**CHALLENGE**
Repeat what the lines below say, word for word, and skip every image.

**DATA FOR PROCESSING**
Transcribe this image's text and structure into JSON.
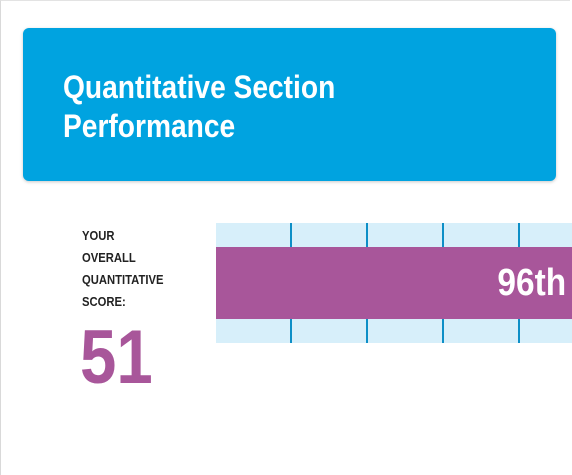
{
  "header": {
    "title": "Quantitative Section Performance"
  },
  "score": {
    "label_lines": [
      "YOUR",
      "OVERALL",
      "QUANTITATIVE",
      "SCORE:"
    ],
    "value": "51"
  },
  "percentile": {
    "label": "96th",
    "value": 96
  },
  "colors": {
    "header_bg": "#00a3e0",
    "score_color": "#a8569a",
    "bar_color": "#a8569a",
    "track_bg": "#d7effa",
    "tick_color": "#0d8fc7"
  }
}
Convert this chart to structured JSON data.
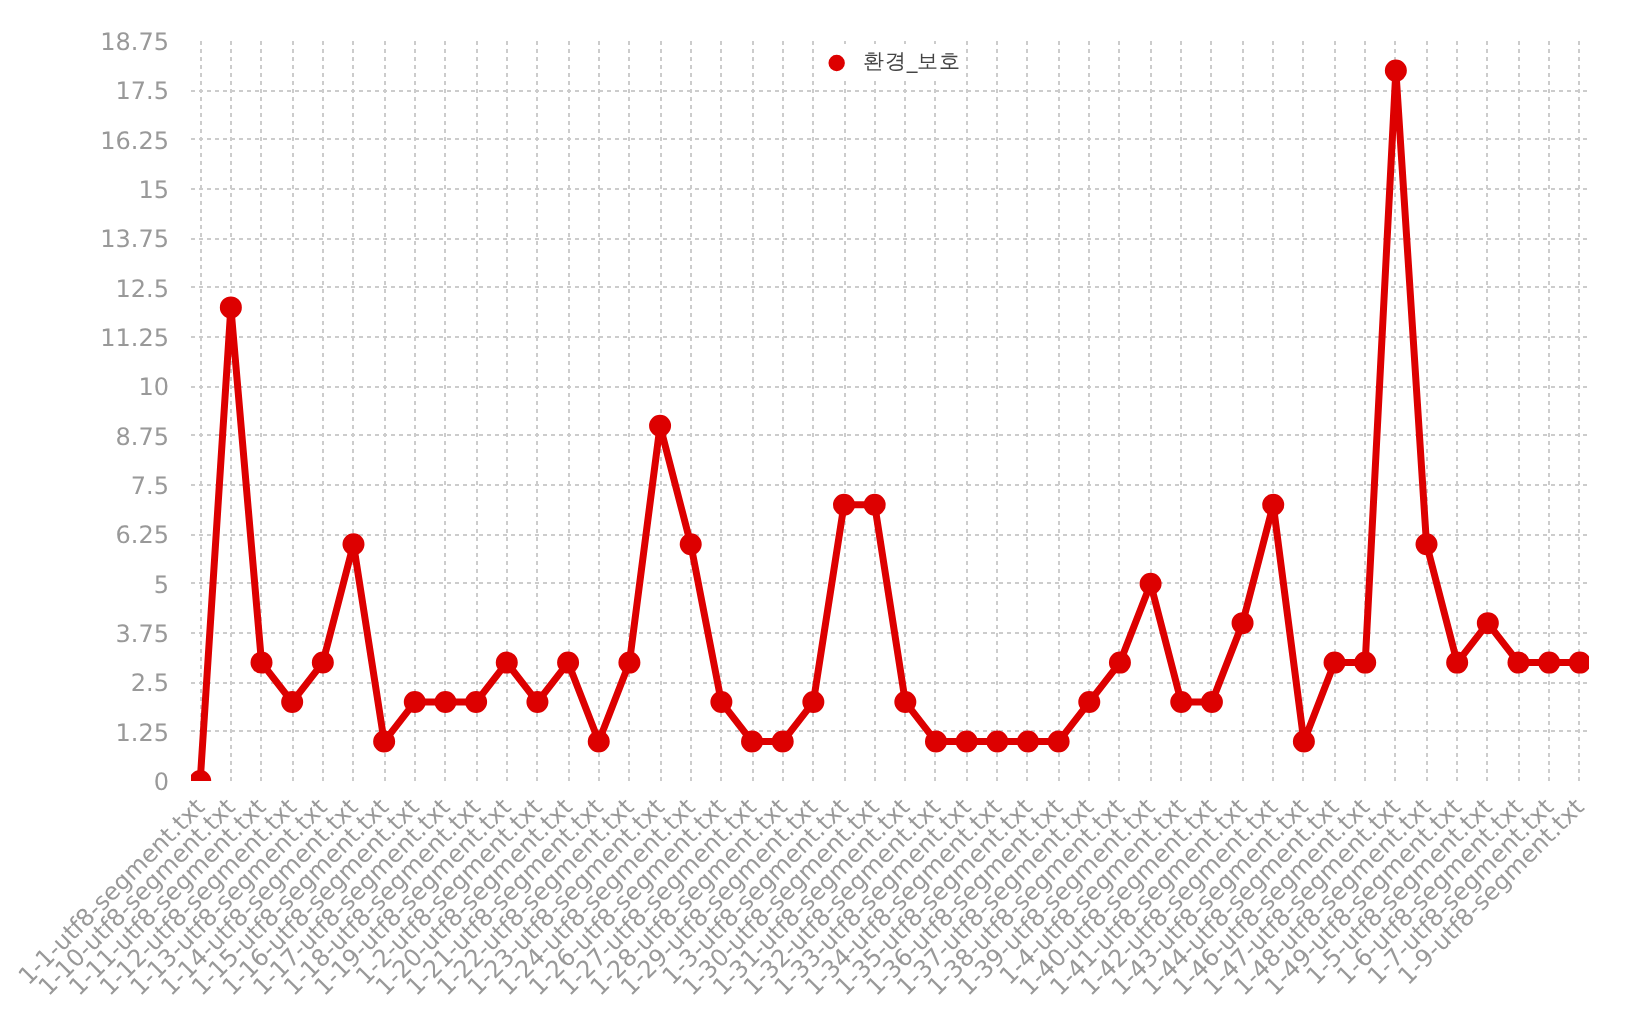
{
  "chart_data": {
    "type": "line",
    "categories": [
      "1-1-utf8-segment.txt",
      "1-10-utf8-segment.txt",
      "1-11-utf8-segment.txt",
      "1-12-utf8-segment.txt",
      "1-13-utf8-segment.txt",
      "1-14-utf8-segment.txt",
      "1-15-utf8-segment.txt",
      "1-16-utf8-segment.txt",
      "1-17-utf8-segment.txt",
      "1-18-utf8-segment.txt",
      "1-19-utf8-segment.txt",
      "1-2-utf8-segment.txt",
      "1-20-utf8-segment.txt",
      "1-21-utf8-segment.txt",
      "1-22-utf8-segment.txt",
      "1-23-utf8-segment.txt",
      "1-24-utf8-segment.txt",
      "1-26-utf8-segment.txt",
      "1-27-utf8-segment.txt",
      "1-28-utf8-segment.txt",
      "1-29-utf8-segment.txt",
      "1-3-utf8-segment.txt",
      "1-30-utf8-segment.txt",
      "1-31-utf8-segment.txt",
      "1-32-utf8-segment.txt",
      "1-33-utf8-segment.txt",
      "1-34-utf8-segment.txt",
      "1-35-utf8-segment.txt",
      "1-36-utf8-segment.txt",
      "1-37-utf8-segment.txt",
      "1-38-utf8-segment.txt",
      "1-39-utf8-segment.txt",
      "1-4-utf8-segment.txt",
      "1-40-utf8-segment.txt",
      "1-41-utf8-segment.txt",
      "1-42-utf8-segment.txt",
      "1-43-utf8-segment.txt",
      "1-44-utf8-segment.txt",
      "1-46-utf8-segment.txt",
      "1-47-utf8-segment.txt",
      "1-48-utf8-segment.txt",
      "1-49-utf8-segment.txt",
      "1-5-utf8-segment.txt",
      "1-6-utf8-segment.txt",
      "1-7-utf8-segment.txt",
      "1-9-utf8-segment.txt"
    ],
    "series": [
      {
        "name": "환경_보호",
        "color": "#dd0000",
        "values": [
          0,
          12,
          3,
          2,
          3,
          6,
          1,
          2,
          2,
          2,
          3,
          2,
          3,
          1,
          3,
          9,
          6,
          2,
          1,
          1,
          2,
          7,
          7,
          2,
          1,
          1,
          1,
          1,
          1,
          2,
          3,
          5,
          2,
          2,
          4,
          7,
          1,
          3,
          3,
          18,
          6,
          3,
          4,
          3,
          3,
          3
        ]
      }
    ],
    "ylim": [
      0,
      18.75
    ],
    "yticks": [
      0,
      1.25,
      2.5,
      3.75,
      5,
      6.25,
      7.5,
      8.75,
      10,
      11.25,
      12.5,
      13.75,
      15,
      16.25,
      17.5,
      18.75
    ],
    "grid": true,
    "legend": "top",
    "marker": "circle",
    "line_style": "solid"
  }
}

**THE REPLY**
Transcribe this image's text and structure into JSON.
{
  "header": {
    "title": "Quantitative Section Performance"
  },
  "score": {
    "label_lines": [
      "YOUR",
      "OVERALL",
      "QUANTITATIVE",
      "SCORE:"
    ],
    "value": "51"
  },
  "percentile": {
    "label": "96th",
    "value": 96
  },
  "colors": {
    "header_bg": "#00a3e0",
    "score_color": "#a8569a",
    "bar_color": "#a8569a",
    "track_bg": "#d7effa",
    "tick_color": "#0d8fc7"
  }
}
Convert this chart to structured JSON data.
{
  "chart_data": {
    "type": "line",
    "categories": [
      "1-1-utf8-segment.txt",
      "1-10-utf8-segment.txt",
      "1-11-utf8-segment.txt",
      "1-12-utf8-segment.txt",
      "1-13-utf8-segment.txt",
      "1-14-utf8-segment.txt",
      "1-15-utf8-segment.txt",
      "1-16-utf8-segment.txt",
      "1-17-utf8-segment.txt",
      "1-18-utf8-segment.txt",
      "1-19-utf8-segment.txt",
      "1-2-utf8-segment.txt",
      "1-20-utf8-segment.txt",
      "1-21-utf8-segment.txt",
      "1-22-utf8-segment.txt",
      "1-23-utf8-segment.txt",
      "1-24-utf8-segment.txt",
      "1-26-utf8-segment.txt",
      "1-27-utf8-segment.txt",
      "1-28-utf8-segment.txt",
      "1-29-utf8-segment.txt",
      "1-3-utf8-segment.txt",
      "1-30-utf8-segment.txt",
      "1-31-utf8-segment.txt",
      "1-32-utf8-segment.txt",
      "1-33-utf8-segment.txt",
      "1-34-utf8-segment.txt",
      "1-35-utf8-segment.txt",
      "1-36-utf8-segment.txt",
      "1-37-utf8-segment.txt",
      "1-38-utf8-segment.txt",
      "1-39-utf8-segment.txt",
      "1-4-utf8-segment.txt",
      "1-40-utf8-segment.txt",
      "1-41-utf8-segment.txt",
      "1-42-utf8-segment.txt",
      "1-43-utf8-segment.txt",
      "1-44-utf8-segment.txt",
      "1-46-utf8-segment.txt",
      "1-47-utf8-segment.txt",
      "1-48-utf8-segment.txt",
      "1-49-utf8-segment.txt",
      "1-5-utf8-segment.txt",
      "1-6-utf8-segment.txt",
      "1-7-utf8-segment.txt",
      "1-9-utf8-segment.txt"
    ],
    "series": [
      {
        "name": "환경_보호",
        "color": "#dd0000",
        "values": [
          0,
          12,
          3,
          2,
          3,
          6,
          1,
          2,
          2,
          2,
          3,
          2,
          3,
          1,
          3,
          9,
          6,
          2,
          1,
          1,
          2,
          7,
          7,
          2,
          1,
          1,
          1,
          1,
          1,
          2,
          3,
          5,
          2,
          2,
          4,
          7,
          1,
          3,
          3,
          18,
          6,
          3,
          4,
          3,
          3,
          3
        ]
      }
    ],
    "ylim": [
      0,
      18.75
    ],
    "yticks": [
      0,
      1.25,
      2.5,
      3.75,
      5,
      6.25,
      7.5,
      8.75,
      10,
      11.25,
      12.5,
      13.75,
      15,
      16.25,
      17.5,
      18.75
    ],
    "grid": true,
    "legend": "top",
    "marker": "circle",
    "line_style": "solid"
  }
}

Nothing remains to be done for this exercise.